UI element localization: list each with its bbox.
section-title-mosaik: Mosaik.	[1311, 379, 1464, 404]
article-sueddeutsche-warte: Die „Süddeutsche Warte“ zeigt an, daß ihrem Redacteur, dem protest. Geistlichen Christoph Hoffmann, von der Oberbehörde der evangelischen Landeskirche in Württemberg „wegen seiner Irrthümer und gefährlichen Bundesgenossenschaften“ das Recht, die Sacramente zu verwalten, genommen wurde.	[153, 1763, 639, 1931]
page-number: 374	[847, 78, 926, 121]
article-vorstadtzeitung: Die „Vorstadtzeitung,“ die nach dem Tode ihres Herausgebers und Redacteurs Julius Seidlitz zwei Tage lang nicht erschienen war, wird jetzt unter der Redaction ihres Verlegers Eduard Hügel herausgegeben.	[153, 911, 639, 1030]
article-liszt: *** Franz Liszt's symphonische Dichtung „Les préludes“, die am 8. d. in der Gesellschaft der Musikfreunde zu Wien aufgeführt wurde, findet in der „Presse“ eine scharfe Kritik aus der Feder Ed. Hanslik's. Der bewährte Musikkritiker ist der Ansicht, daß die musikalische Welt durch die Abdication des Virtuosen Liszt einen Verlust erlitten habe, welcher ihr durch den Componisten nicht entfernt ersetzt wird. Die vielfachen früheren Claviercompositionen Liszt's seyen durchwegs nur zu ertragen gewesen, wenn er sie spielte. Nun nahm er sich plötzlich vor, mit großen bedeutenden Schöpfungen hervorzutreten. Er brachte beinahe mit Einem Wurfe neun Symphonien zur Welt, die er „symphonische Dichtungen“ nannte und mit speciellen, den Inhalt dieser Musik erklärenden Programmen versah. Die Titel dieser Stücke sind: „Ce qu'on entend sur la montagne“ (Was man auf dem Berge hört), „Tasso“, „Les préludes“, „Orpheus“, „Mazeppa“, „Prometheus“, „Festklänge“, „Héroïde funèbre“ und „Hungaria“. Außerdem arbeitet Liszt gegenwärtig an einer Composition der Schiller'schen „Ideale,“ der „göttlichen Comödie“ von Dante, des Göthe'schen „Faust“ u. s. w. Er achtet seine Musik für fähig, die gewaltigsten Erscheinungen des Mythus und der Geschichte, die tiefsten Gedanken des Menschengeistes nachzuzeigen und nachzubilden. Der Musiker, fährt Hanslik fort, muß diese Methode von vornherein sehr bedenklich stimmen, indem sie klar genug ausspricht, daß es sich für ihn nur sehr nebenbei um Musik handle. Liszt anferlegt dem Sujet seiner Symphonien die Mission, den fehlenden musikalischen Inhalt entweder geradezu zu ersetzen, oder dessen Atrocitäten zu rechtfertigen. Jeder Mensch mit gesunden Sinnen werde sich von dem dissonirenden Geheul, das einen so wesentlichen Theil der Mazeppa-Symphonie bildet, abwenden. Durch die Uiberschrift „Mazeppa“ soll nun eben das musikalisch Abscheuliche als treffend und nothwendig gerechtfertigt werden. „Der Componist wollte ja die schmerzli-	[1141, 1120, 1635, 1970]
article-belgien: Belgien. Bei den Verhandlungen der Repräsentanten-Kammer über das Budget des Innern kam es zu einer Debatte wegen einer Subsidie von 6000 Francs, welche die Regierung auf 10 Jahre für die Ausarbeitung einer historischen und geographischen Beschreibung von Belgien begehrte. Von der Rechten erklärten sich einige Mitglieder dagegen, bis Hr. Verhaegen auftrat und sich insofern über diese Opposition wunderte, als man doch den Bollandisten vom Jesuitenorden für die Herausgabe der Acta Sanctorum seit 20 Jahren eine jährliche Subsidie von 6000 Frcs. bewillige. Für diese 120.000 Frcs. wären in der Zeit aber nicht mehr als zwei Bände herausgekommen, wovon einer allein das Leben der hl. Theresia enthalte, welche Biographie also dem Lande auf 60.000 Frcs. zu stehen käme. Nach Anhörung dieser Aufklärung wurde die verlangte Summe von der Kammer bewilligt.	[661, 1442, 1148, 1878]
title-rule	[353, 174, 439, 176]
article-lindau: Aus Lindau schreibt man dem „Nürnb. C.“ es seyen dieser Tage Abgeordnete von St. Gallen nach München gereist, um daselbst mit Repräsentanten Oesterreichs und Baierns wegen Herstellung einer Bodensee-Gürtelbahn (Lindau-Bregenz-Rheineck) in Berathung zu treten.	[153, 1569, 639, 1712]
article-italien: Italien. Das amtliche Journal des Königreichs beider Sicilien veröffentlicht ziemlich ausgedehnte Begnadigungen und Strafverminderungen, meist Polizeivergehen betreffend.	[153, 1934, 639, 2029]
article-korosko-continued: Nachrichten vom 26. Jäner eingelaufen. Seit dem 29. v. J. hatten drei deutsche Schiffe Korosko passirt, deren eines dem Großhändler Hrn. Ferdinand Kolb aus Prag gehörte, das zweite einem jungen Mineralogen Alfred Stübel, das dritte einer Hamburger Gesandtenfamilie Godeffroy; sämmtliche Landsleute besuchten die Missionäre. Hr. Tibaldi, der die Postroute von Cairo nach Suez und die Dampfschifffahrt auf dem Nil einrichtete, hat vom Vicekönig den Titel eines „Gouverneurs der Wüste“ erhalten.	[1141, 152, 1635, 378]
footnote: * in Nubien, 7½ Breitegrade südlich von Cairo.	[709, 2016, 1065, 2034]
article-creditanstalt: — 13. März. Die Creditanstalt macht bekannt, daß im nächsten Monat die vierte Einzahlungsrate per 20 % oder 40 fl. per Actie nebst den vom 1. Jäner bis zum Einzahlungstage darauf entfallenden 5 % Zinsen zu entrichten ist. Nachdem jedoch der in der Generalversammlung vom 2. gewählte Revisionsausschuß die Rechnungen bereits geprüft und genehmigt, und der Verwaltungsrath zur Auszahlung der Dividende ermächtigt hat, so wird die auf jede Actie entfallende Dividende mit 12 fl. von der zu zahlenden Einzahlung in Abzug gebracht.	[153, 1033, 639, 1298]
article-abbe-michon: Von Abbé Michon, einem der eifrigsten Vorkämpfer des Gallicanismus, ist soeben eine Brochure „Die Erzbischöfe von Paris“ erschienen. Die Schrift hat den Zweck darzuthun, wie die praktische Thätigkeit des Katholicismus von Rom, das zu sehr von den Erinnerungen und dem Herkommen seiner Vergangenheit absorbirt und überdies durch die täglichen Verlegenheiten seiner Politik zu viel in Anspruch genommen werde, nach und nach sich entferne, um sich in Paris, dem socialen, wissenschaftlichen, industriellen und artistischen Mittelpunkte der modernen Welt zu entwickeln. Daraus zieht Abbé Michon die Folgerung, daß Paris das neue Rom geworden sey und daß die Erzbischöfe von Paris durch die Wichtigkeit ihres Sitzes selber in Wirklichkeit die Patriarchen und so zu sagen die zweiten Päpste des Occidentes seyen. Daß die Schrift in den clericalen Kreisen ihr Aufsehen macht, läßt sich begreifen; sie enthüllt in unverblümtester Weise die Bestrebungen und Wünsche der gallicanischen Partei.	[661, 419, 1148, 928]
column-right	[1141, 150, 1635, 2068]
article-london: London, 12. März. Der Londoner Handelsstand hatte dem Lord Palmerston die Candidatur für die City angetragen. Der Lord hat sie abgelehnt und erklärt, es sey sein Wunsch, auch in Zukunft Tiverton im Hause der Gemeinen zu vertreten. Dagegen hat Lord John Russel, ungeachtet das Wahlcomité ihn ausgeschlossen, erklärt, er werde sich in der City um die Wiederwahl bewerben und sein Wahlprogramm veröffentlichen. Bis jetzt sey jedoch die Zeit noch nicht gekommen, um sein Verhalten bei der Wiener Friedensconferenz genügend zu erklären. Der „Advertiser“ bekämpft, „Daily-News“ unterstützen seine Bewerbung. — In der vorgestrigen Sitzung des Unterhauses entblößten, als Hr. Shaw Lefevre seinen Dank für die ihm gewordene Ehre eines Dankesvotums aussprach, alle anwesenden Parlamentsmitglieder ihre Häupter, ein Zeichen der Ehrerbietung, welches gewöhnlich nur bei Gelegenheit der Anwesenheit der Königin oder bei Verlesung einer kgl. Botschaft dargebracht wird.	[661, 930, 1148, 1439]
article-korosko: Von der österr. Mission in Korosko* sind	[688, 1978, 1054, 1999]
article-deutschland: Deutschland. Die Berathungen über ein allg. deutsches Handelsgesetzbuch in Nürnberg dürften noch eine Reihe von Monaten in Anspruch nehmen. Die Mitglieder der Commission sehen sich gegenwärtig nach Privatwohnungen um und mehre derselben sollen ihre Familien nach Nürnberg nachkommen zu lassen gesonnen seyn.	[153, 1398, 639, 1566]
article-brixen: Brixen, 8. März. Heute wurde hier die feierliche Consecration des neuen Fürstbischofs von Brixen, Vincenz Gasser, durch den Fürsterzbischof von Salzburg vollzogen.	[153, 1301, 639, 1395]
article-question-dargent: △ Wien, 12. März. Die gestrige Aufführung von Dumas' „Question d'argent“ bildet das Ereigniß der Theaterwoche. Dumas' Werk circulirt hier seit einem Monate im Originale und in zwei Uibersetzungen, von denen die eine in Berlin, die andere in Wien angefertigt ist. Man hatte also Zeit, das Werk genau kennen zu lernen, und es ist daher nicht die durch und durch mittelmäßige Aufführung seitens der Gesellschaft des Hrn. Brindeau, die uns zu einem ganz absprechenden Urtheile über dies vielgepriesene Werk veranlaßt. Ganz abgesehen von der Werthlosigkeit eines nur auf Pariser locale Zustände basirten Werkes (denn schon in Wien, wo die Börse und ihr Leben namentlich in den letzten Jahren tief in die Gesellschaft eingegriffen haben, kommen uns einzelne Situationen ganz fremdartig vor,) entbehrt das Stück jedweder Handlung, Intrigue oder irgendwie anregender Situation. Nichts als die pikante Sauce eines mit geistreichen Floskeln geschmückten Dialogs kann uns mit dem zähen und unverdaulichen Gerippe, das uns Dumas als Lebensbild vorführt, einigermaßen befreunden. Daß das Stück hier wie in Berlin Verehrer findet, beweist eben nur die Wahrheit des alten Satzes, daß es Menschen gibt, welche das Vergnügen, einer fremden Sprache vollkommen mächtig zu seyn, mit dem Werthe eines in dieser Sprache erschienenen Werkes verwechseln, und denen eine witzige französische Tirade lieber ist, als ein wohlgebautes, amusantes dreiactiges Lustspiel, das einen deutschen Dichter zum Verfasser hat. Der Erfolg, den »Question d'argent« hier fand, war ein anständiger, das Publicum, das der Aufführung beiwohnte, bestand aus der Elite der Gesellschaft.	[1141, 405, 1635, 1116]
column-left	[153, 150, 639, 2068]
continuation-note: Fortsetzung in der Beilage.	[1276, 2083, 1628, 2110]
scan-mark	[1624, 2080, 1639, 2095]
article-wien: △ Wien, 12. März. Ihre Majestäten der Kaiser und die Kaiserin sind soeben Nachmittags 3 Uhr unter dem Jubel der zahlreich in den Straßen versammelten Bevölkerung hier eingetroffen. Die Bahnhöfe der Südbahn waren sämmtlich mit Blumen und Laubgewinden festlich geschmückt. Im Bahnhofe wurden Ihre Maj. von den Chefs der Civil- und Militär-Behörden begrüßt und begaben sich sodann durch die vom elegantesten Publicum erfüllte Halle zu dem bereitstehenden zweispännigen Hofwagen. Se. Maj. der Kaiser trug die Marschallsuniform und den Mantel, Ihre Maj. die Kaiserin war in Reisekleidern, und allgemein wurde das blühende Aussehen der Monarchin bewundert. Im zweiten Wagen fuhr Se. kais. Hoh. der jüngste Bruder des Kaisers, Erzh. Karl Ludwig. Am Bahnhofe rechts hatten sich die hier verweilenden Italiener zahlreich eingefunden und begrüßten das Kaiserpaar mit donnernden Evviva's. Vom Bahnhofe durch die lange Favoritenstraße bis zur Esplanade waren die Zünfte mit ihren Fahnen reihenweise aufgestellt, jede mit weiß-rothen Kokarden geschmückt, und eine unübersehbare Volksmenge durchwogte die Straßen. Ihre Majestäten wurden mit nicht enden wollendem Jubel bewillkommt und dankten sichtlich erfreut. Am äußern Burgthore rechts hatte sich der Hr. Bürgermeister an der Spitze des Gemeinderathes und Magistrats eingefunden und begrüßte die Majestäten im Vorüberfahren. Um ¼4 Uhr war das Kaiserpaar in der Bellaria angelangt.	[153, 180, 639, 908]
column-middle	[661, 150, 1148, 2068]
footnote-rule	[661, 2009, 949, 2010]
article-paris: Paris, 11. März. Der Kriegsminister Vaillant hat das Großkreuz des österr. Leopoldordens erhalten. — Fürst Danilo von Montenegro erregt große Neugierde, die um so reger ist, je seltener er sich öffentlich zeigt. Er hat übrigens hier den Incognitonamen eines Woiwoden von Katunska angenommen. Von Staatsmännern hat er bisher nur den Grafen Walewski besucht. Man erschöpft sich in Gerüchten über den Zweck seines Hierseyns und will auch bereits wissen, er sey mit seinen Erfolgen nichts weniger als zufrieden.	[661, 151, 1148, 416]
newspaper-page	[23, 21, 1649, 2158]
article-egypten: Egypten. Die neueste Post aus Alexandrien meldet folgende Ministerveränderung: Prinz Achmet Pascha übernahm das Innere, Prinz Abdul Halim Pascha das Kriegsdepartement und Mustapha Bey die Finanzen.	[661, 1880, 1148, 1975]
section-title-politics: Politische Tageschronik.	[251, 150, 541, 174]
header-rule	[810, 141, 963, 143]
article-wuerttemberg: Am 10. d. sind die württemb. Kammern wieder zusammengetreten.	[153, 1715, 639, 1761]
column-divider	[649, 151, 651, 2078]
==============================
TO DO: Give the tally of lines in the listing above that contain the string "jetzt", with nothing besides it.

WRITTEN ANSWER: 2